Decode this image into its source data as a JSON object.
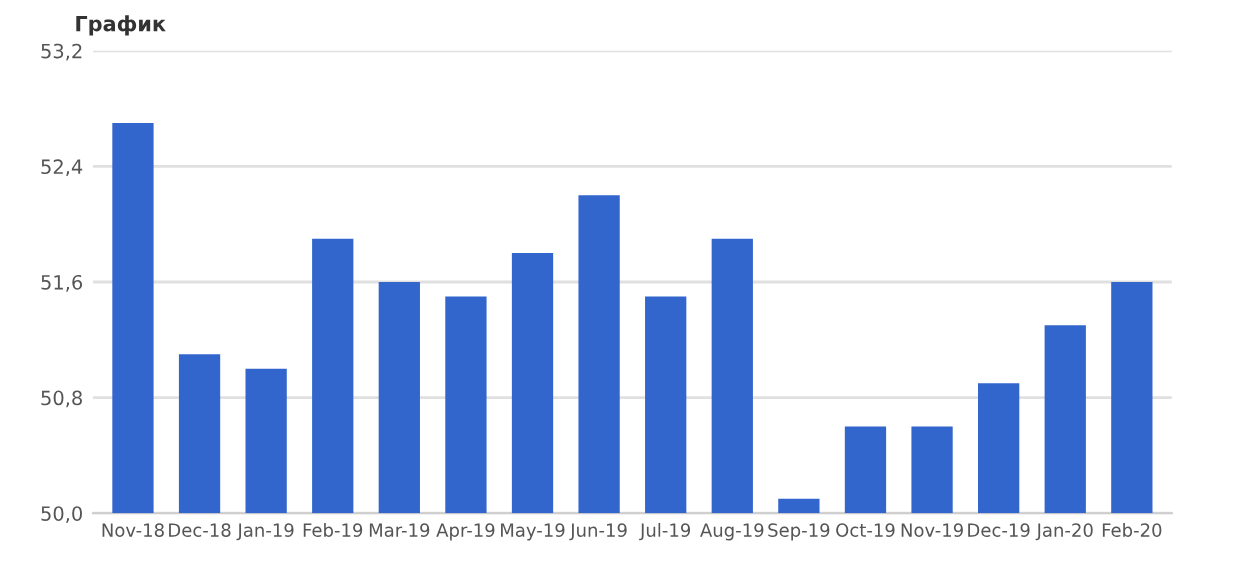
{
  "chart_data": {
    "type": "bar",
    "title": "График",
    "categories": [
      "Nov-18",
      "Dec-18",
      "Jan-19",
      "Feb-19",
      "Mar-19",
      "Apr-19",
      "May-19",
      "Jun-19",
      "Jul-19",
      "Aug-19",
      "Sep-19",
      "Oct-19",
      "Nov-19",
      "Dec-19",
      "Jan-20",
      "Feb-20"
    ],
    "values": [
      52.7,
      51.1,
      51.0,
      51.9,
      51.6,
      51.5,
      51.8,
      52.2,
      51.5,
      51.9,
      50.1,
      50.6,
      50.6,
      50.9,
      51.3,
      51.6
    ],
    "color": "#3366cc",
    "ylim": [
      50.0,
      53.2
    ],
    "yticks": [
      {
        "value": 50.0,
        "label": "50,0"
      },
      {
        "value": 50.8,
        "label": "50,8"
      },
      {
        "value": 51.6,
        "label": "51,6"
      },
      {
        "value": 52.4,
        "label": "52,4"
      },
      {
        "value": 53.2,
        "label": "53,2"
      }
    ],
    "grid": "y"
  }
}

--------------------------------------------------

* [Task goal]: Lines that hold "label" are the ones to copy; find all of them.

* [Exercise solution]:
        "label": "50,0"
        "label": "50,8"
        "label": "51,6"
        "label": "52,4"
        "label": "53,2"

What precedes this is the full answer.